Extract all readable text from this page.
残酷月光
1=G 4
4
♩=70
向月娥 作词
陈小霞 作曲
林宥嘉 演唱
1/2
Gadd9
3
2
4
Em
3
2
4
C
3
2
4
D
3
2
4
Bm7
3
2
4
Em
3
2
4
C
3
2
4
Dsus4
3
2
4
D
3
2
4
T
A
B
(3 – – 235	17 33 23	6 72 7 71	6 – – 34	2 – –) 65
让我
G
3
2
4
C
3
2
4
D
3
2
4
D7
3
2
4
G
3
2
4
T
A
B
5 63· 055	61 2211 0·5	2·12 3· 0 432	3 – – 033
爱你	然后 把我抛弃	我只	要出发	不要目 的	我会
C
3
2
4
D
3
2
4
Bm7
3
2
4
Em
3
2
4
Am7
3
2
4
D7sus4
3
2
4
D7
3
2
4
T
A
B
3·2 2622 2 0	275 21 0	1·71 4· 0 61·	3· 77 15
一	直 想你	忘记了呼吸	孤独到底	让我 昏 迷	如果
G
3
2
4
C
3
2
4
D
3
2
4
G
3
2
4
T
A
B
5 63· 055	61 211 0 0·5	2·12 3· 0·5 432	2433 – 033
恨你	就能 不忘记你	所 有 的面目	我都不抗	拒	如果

■ TO DO
Output all preceding records character for character.

■ OUTPUT FOR THIS EXERCISE
Extract all readable text from this page.
残酷月光
1=G 4
4
♩=70
向月娥 作词
陈小霞 作曲
林宥嘉 演唱
1/2
Gadd9
3
2
4
Em
3
2
4
C
3
2
4
D
3
2
4
Bm7
3
2
4
Em
3
2
4
C
3
2
4
Dsus4
3
2
4
D
3
2
4
T
A
B
(3 – – 235	17 33 23	6 72 7 71	6 – – 34	2 – –) 65
让我
G
3
2
4
C
3
2
4
D
3
2
4
D7
3
2
4
G
3
2
4
T
A
B
5 63· 055	61 2211 0·5	2·12 3· 0 432	3 – – 033
爱你	然后 把我抛弃	我只	要出发	不要目 的	我会
C
3
2
4
D
3
2
4
Bm7
3
2
4
Em
3
2
4
Am7
3
2
4
D7sus4
3
2
4
D7
3
2
4
T
A
B
3·2 2622 2 0	275 21 0	1·71 4· 0 61·	3· 77 15
一	直 想你	忘记了呼吸	孤独到底	让我 昏 迷	如果
G
3
2
4
C
3
2
4
D
3
2
4
G
3
2
4
T
A
B
5 63· 055	61 211 0 0·5	2·12 3· 0·5 432	2433 – 033
恨你	就能 不忘记你	所 有 的面目	我都不抗	拒	如果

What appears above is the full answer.